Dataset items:
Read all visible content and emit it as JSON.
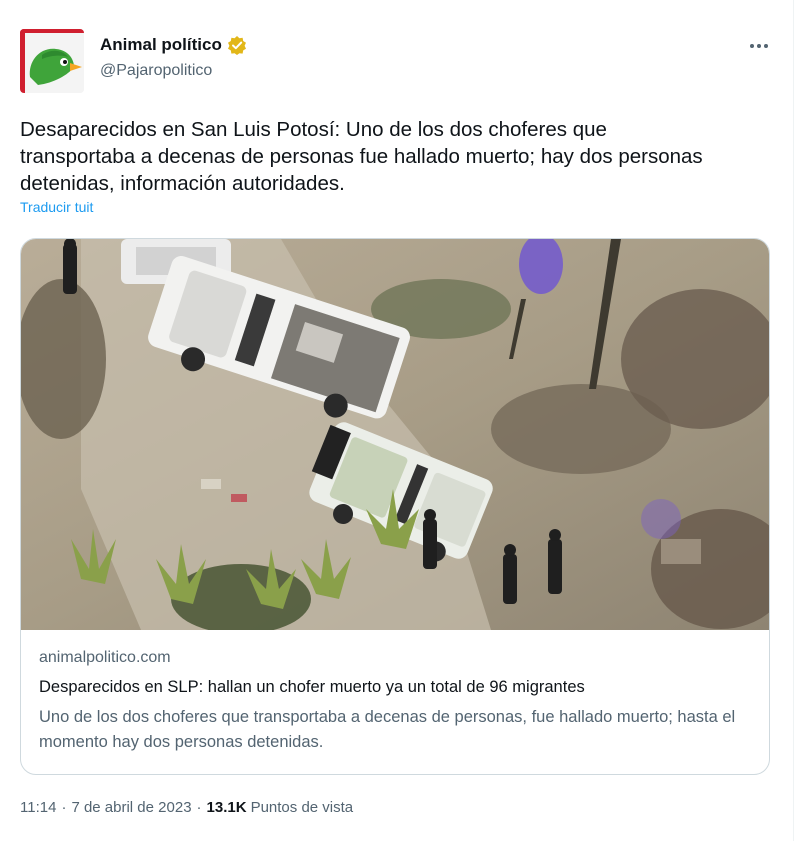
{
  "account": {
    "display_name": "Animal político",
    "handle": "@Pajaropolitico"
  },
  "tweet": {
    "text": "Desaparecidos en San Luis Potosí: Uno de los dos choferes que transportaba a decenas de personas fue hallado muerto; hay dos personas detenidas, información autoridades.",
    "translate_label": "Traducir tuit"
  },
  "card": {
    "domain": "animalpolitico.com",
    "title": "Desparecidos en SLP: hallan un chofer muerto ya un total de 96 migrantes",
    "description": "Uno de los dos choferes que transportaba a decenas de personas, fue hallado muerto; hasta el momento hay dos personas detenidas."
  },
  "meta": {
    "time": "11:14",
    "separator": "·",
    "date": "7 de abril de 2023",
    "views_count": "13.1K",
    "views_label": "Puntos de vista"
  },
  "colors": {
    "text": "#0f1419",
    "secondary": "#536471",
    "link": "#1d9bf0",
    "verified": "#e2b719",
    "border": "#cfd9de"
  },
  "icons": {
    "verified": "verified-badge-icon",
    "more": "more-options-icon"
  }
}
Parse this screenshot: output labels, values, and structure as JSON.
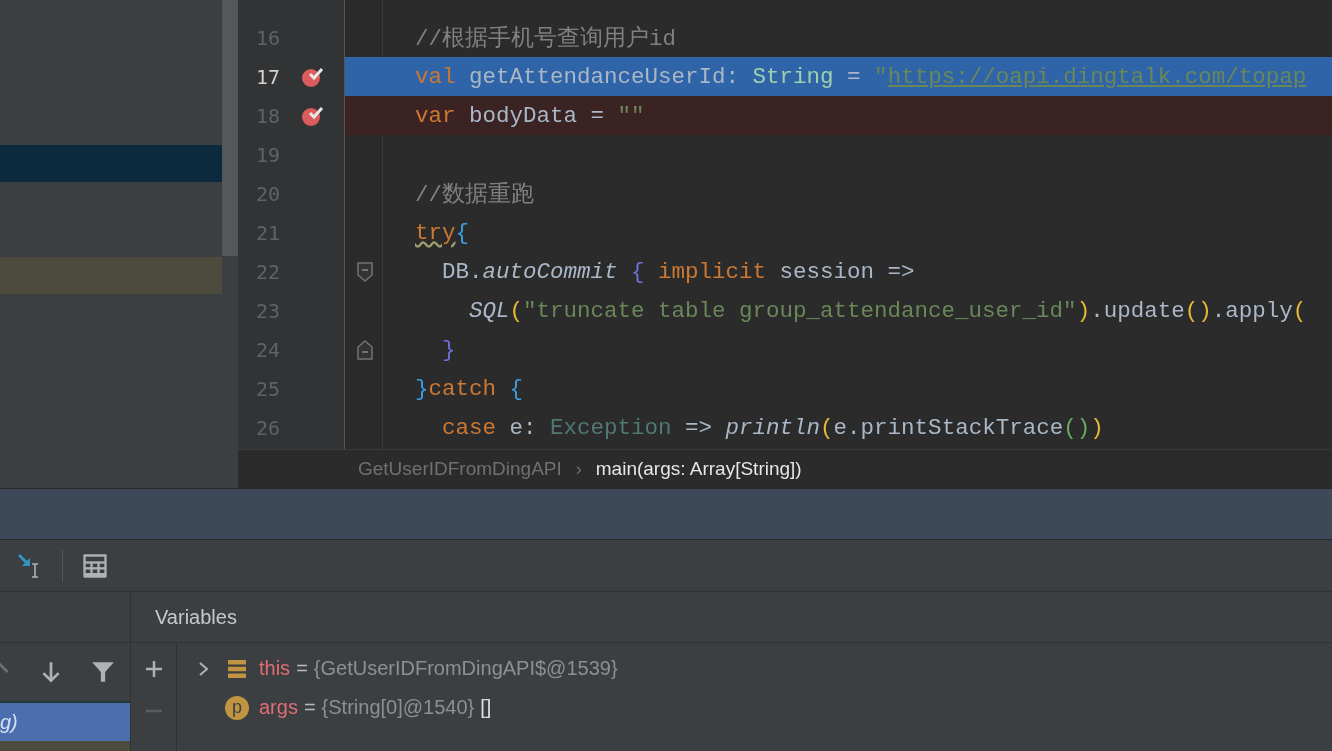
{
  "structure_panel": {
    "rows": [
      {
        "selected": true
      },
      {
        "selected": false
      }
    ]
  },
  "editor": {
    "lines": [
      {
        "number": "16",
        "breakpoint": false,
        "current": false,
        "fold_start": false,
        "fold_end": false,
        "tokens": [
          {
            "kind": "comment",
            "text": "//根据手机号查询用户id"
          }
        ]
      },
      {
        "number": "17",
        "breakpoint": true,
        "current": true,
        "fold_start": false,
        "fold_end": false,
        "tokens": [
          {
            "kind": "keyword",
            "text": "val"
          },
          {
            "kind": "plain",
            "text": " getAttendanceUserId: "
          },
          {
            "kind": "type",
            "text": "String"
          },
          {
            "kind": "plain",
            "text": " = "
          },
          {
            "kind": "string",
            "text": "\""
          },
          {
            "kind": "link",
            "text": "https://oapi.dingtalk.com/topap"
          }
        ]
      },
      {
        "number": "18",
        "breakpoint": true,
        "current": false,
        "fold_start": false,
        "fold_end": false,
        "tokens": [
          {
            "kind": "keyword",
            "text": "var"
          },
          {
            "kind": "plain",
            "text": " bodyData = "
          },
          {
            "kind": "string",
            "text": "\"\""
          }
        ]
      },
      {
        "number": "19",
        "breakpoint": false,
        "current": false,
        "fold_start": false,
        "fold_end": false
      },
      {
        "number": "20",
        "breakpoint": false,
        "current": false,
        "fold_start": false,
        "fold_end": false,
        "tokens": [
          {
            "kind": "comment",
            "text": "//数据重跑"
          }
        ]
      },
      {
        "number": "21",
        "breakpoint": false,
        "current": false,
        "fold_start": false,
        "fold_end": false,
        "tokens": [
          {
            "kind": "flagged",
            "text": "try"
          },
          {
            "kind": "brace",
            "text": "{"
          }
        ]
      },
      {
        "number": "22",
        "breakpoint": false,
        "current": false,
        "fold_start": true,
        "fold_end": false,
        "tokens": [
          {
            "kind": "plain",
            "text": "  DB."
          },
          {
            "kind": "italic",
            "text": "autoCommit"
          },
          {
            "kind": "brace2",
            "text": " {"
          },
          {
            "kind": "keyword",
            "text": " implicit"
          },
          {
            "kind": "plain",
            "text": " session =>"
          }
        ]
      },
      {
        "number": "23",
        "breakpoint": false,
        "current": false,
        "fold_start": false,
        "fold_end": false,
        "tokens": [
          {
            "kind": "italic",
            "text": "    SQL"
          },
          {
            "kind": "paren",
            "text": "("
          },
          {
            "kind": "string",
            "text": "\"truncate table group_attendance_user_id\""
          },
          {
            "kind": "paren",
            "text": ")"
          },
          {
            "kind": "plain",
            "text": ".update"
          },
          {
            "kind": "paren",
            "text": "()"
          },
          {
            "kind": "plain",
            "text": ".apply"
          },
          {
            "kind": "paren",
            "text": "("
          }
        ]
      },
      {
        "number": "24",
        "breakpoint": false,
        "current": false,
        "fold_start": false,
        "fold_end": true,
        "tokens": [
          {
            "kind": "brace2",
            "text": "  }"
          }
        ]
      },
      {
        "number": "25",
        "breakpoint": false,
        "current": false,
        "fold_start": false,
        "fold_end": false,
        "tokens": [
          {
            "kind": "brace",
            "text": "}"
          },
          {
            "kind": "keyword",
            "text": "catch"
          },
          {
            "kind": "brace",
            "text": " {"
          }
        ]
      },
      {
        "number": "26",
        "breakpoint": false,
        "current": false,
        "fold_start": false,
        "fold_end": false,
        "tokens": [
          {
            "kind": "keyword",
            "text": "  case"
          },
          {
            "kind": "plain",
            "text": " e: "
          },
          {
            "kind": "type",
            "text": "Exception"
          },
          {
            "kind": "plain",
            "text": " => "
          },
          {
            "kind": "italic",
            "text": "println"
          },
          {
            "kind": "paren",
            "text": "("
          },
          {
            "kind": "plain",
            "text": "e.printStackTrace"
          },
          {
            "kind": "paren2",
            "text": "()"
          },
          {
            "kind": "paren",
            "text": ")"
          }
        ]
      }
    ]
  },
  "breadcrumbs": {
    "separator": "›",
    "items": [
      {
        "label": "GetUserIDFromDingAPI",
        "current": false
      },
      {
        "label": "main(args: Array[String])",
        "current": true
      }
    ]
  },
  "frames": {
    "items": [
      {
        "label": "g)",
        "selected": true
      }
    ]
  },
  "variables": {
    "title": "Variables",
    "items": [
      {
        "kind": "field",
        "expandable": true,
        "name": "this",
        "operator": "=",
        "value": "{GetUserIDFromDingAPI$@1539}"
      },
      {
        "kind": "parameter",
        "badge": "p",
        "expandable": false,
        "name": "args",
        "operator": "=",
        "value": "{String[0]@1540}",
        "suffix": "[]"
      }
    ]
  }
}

> _Objective_
Set every line down exactly as written, leaving each picture out.

> _Exercise solution_
Read all visible content and emit it as JSON.
{
  "account": {
    "display_name": "Animal político",
    "handle": "@Pajaropolitico"
  },
  "tweet": {
    "text": "Desaparecidos en San Luis Potosí: Uno de los dos choferes que transportaba a decenas de personas fue hallado muerto; hay dos personas detenidas, información autoridades.",
    "translate_label": "Traducir tuit"
  },
  "card": {
    "domain": "animalpolitico.com",
    "title": "Desparecidos en SLP: hallan un chofer muerto ya un total de 96 migrantes",
    "description": "Uno de los dos choferes que transportaba a decenas de personas, fue hallado muerto; hasta el momento hay dos personas detenidas."
  },
  "meta": {
    "time": "11:14",
    "separator": "·",
    "date": "7 de abril de 2023",
    "views_count": "13.1K",
    "views_label": "Puntos de vista"
  },
  "colors": {
    "text": "#0f1419",
    "secondary": "#536471",
    "link": "#1d9bf0",
    "verified": "#e2b719",
    "border": "#cfd9de"
  },
  "icons": {
    "verified": "verified-badge-icon",
    "more": "more-options-icon"
  }
}
Parse this screenshot: output labels, values, and structure as JSON.
{
  "structure_panel": {
    "rows": [
      {
        "selected": true
      },
      {
        "selected": false
      }
    ]
  },
  "editor": {
    "lines": [
      {
        "number": "16",
        "breakpoint": false,
        "current": false,
        "fold_start": false,
        "fold_end": false,
        "tokens": [
          {
            "kind": "comment",
            "text": "//根据手机号查询用户id"
          }
        ]
      },
      {
        "number": "17",
        "breakpoint": true,
        "current": true,
        "fold_start": false,
        "fold_end": false,
        "tokens": [
          {
            "kind": "keyword",
            "text": "val"
          },
          {
            "kind": "plain",
            "text": " getAttendanceUserId: "
          },
          {
            "kind": "type",
            "text": "String"
          },
          {
            "kind": "plain",
            "text": " = "
          },
          {
            "kind": "string",
            "text": "\""
          },
          {
            "kind": "link",
            "text": "https://oapi.dingtalk.com/topap"
          }
        ]
      },
      {
        "number": "18",
        "breakpoint": true,
        "current": false,
        "fold_start": false,
        "fold_end": false,
        "tokens": [
          {
            "kind": "keyword",
            "text": "var"
          },
          {
            "kind": "plain",
            "text": " bodyData = "
          },
          {
            "kind": "string",
            "text": "\"\""
          }
        ]
      },
      {
        "number": "19",
        "breakpoint": false,
        "current": false,
        "fold_start": false,
        "fold_end": false
      },
      {
        "number": "20",
        "breakpoint": false,
        "current": false,
        "fold_start": false,
        "fold_end": false,
        "tokens": [
          {
            "kind": "comment",
            "text": "//数据重跑"
          }
        ]
      },
      {
        "number": "21",
        "breakpoint": false,
        "current": false,
        "fold_start": false,
        "fold_end": false,
        "tokens": [
          {
            "kind": "flagged",
            "text": "try"
          },
          {
            "kind": "brace",
            "text": "{"
          }
        ]
      },
      {
        "number": "22",
        "breakpoint": false,
        "current": false,
        "fold_start": true,
        "fold_end": false,
        "tokens": [
          {
            "kind": "plain",
            "text": "  DB."
          },
          {
            "kind": "italic",
            "text": "autoCommit"
          },
          {
            "kind": "brace2",
            "text": " {"
          },
          {
            "kind": "keyword",
            "text": " implicit"
          },
          {
            "kind": "plain",
            "text": " session =>"
          }
        ]
      },
      {
        "number": "23",
        "breakpoint": false,
        "current": false,
        "fold_start": false,
        "fold_end": false,
        "tokens": [
          {
            "kind": "italic",
            "text": "    SQL"
          },
          {
            "kind": "paren",
            "text": "("
          },
          {
            "kind": "string",
            "text": "\"truncate table group_attendance_user_id\""
          },
          {
            "kind": "paren",
            "text": ")"
          },
          {
            "kind": "plain",
            "text": ".update"
          },
          {
            "kind": "paren",
            "text": "()"
          },
          {
            "kind": "plain",
            "text": ".apply"
          },
          {
            "kind": "paren",
            "text": "("
          }
        ]
      },
      {
        "number": "24",
        "breakpoint": false,
        "current": false,
        "fold_start": false,
        "fold_end": true,
        "tokens": [
          {
            "kind": "brace2",
            "text": "  }"
          }
        ]
      },
      {
        "number": "25",
        "breakpoint": false,
        "current": false,
        "fold_start": false,
        "fold_end": false,
        "tokens": [
          {
            "kind": "brace",
            "text": "}"
          },
          {
            "kind": "keyword",
            "text": "catch"
          },
          {
            "kind": "brace",
            "text": " {"
          }
        ]
      },
      {
        "number": "26",
        "breakpoint": false,
        "current": false,
        "fold_start": false,
        "fold_end": false,
        "tokens": [
          {
            "kind": "keyword",
            "text": "  case"
          },
          {
            "kind": "plain",
            "text": " e: "
          },
          {
            "kind": "type",
            "text": "Exception"
          },
          {
            "kind": "plain",
            "text": " => "
          },
          {
            "kind": "italic",
            "text": "println"
          },
          {
            "kind": "paren",
            "text": "("
          },
          {
            "kind": "plain",
            "text": "e.printStackTrace"
          },
          {
            "kind": "paren2",
            "text": "()"
          },
          {
            "kind": "paren",
            "text": ")"
          }
        ]
      }
    ]
  },
  "breadcrumbs": {
    "separator": "›",
    "items": [
      {
        "label": "GetUserIDFromDingAPI",
        "current": false
      },
      {
        "label": "main(args: Array[String])",
        "current": true
      }
    ]
  },
  "frames": {
    "items": [
      {
        "label": "g)",
        "selected": true
      }
    ]
  },
  "variables": {
    "title": "Variables",
    "items": [
      {
        "kind": "field",
        "expandable": true,
        "name": "this",
        "operator": "=",
        "value": "{GetUserIDFromDingAPI$@1539}"
      },
      {
        "kind": "parameter",
        "badge": "p",
        "expandable": false,
        "name": "args",
        "operator": "=",
        "value": "{String[0]@1540}",
        "suffix": "[]"
      }
    ]
  }
}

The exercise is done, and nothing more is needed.